■ Records from a collection:
◆ ◆ ◆
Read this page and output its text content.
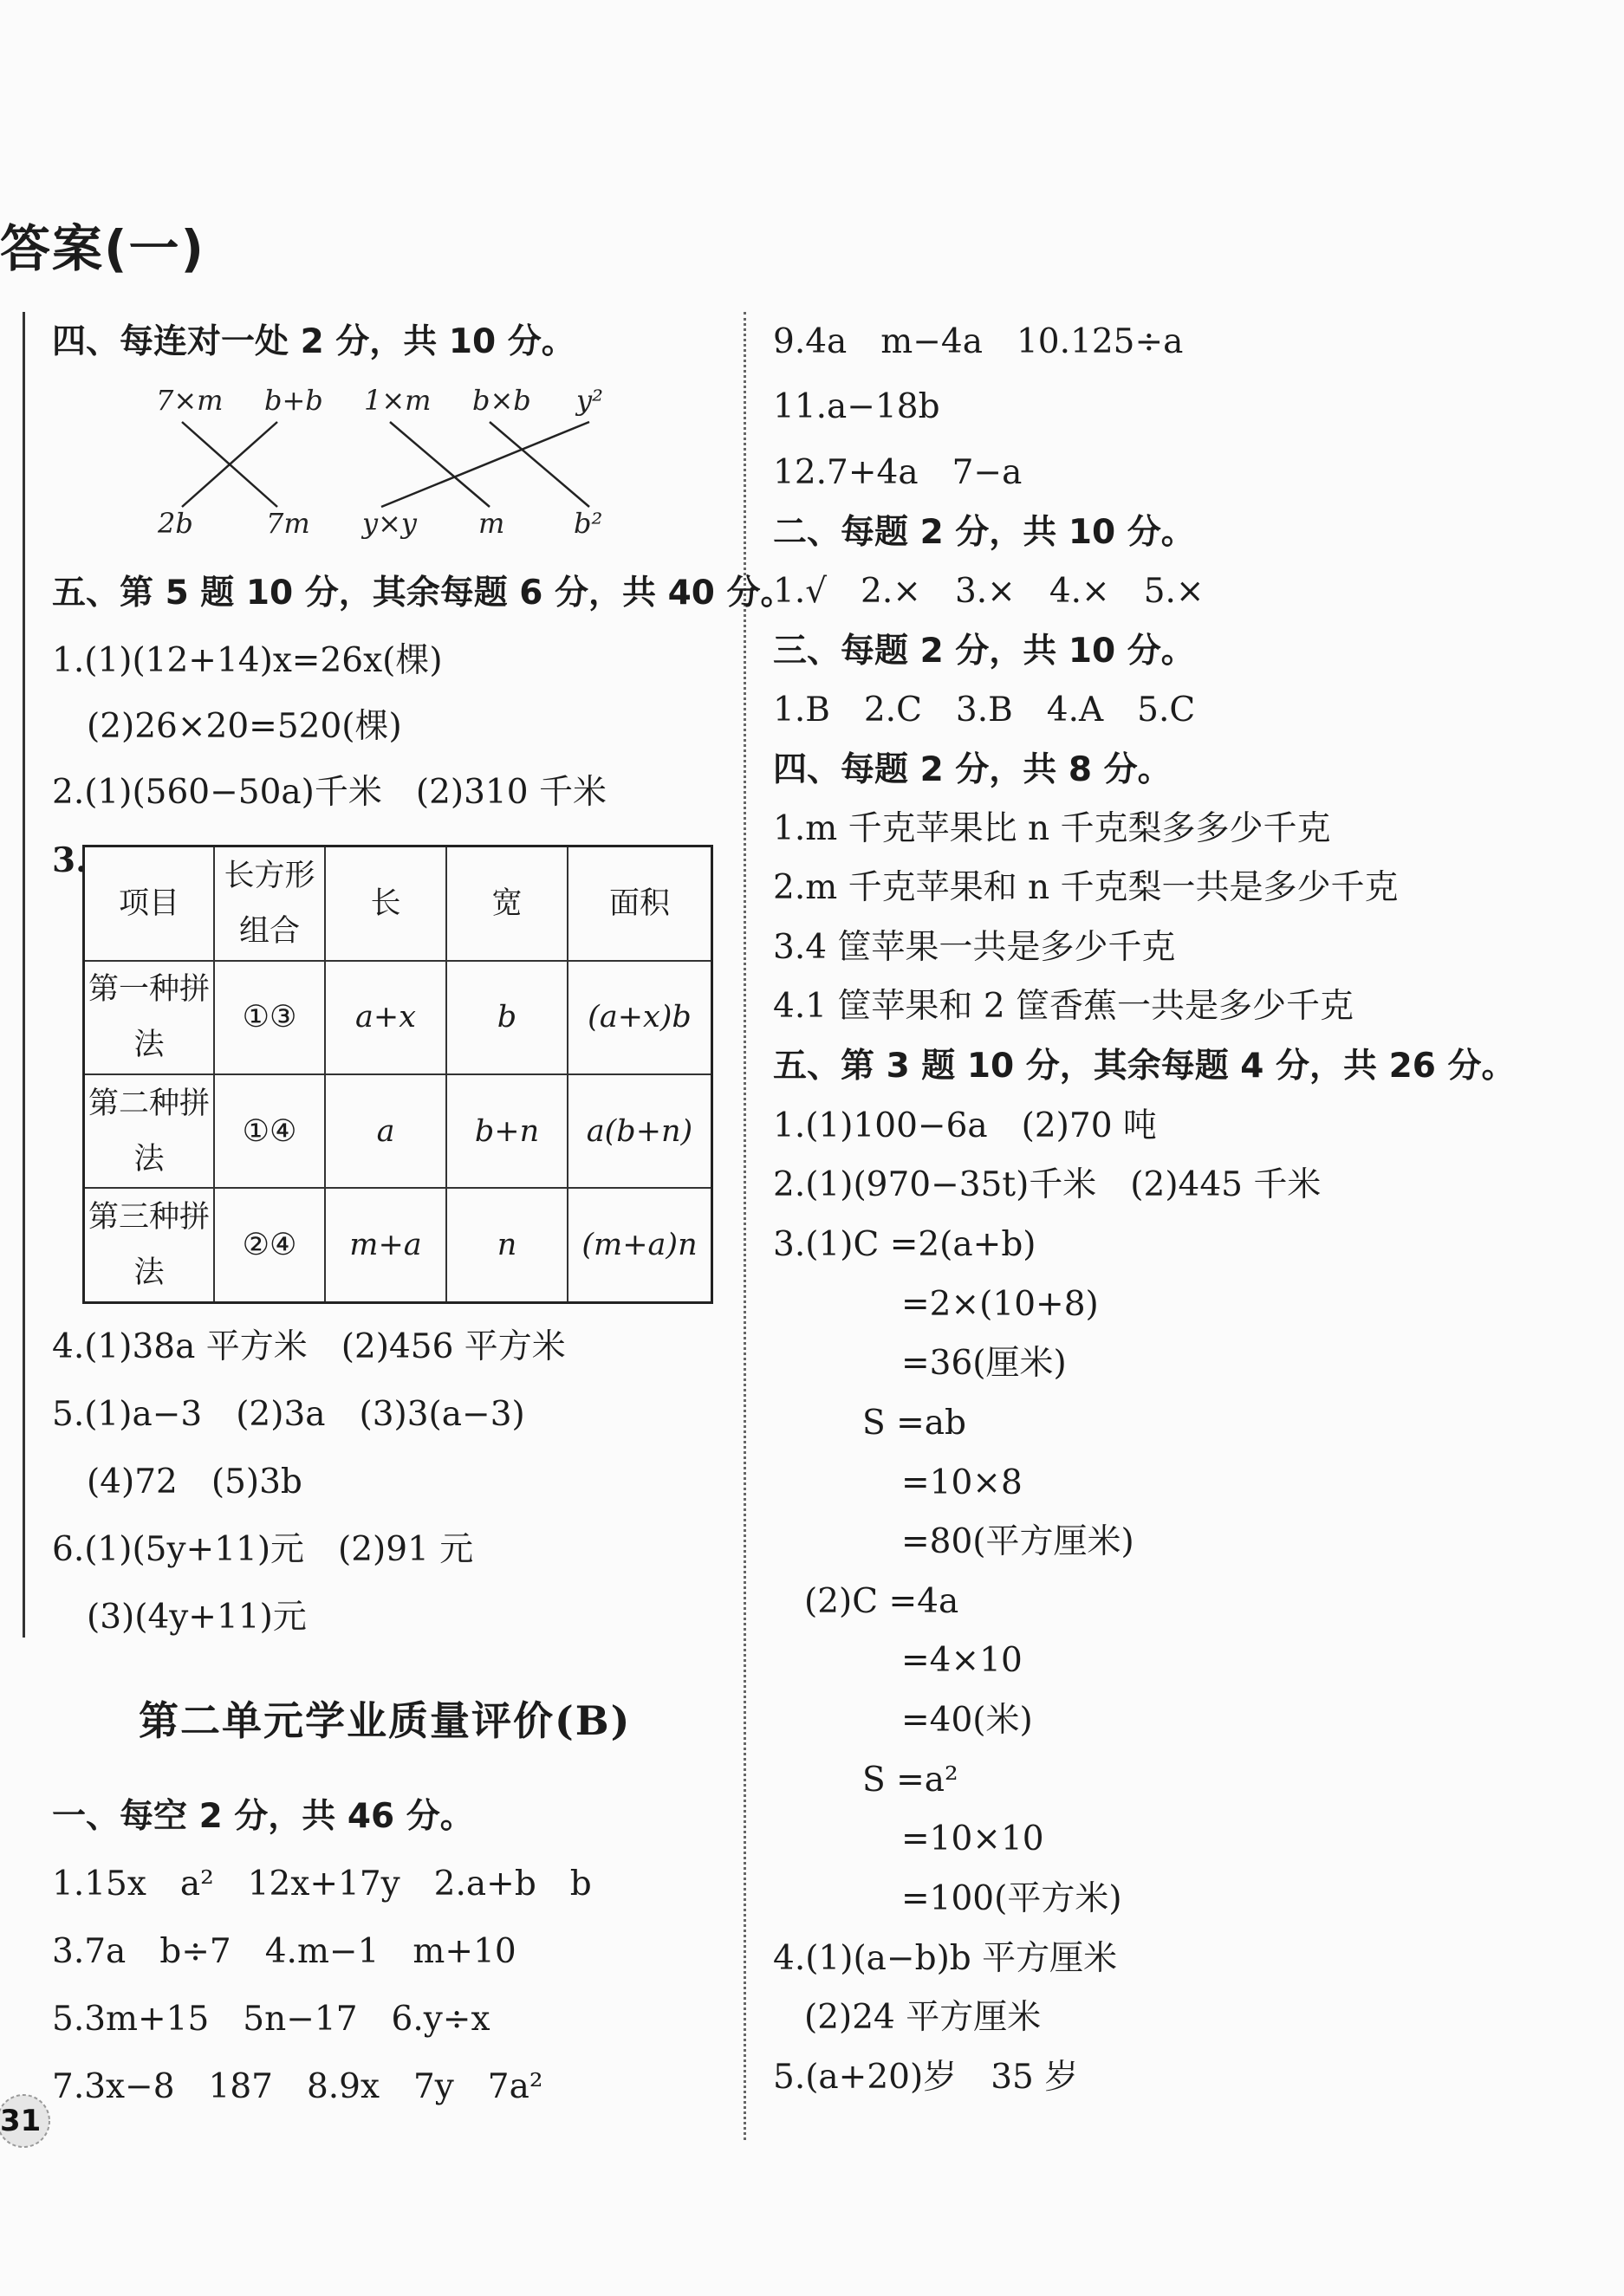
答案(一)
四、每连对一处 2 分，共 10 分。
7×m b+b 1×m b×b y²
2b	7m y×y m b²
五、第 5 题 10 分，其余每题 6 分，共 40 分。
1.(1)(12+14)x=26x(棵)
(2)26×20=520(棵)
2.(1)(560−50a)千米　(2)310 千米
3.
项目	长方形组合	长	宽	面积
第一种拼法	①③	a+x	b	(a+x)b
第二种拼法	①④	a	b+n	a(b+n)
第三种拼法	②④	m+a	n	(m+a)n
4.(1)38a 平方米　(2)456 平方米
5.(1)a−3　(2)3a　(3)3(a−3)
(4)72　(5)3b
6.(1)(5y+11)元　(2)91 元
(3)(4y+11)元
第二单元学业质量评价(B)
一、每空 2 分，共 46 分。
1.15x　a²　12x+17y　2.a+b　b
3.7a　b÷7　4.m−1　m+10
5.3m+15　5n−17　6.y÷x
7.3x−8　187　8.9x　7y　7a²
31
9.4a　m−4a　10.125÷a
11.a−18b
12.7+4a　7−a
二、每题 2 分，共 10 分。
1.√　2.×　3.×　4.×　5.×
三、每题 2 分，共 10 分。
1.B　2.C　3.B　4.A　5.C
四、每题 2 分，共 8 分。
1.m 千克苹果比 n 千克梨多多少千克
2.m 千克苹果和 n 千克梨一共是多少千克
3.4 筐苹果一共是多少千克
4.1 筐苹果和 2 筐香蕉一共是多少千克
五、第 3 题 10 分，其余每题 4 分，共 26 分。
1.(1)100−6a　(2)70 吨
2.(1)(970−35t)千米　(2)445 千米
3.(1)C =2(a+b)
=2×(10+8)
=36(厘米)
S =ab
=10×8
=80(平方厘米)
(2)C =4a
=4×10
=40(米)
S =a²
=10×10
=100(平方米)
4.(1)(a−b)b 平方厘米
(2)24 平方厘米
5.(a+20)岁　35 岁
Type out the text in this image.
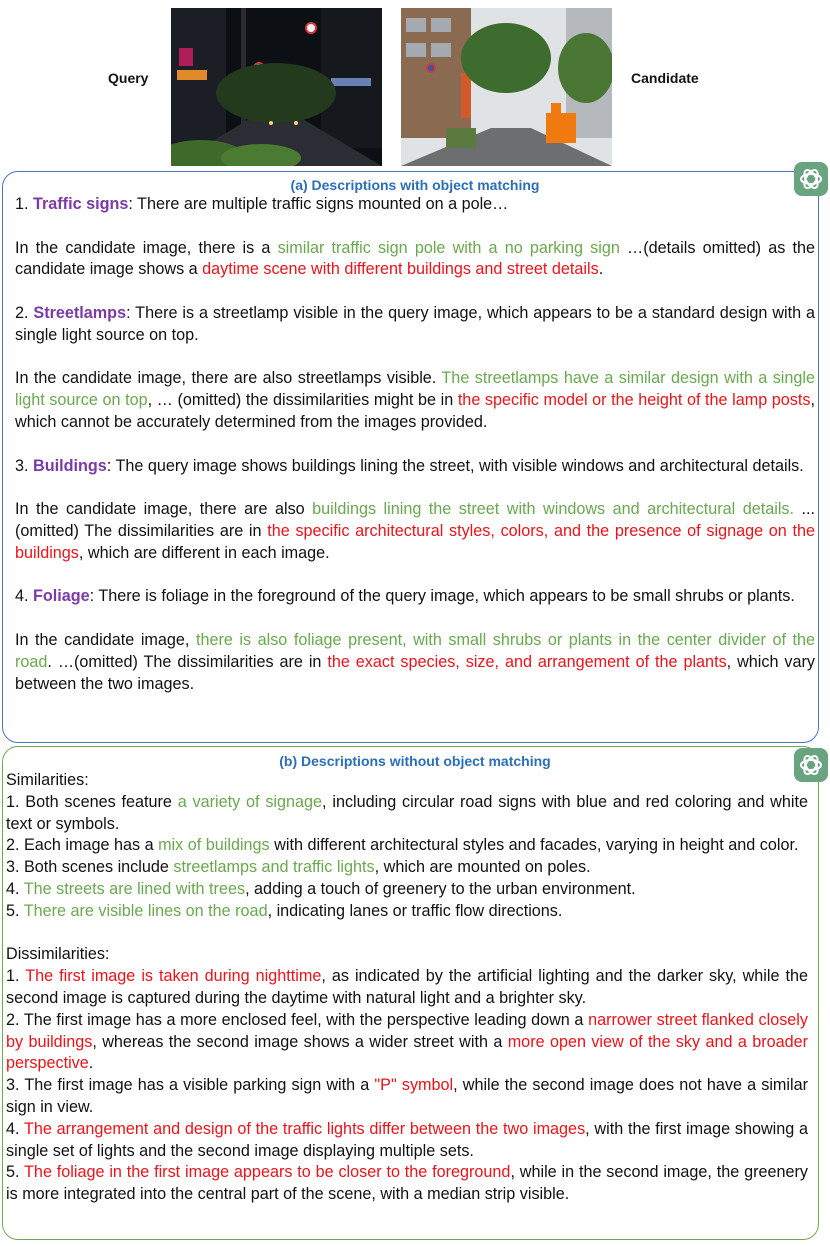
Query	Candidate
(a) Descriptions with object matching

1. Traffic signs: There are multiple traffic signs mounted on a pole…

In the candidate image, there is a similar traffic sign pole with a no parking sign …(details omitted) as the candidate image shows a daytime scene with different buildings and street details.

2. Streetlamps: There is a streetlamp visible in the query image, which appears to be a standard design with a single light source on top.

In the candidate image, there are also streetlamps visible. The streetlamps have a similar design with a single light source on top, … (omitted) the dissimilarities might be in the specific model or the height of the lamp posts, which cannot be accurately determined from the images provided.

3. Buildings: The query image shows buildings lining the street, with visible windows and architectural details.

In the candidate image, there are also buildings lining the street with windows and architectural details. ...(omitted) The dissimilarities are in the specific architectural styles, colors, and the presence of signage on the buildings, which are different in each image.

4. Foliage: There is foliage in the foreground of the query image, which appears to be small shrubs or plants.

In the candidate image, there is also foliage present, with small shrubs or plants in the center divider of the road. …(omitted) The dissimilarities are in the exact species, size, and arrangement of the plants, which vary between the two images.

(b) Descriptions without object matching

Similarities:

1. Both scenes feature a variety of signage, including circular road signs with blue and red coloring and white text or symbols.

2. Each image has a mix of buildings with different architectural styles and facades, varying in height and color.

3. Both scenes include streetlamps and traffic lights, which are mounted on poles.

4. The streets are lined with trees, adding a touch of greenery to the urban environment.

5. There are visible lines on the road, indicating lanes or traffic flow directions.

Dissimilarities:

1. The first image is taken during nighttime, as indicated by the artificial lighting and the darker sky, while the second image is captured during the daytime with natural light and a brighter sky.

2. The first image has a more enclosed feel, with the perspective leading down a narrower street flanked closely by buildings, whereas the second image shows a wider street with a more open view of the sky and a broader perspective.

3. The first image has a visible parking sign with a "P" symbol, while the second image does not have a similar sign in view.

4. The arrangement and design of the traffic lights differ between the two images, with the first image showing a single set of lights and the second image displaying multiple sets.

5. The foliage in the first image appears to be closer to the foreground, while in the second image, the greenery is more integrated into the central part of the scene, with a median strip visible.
◆ ◆ ◆
■ OBJECTIVE: Across the data above, how many lines include the word "source"? Give only the count.

■ THE OUTPUT: 2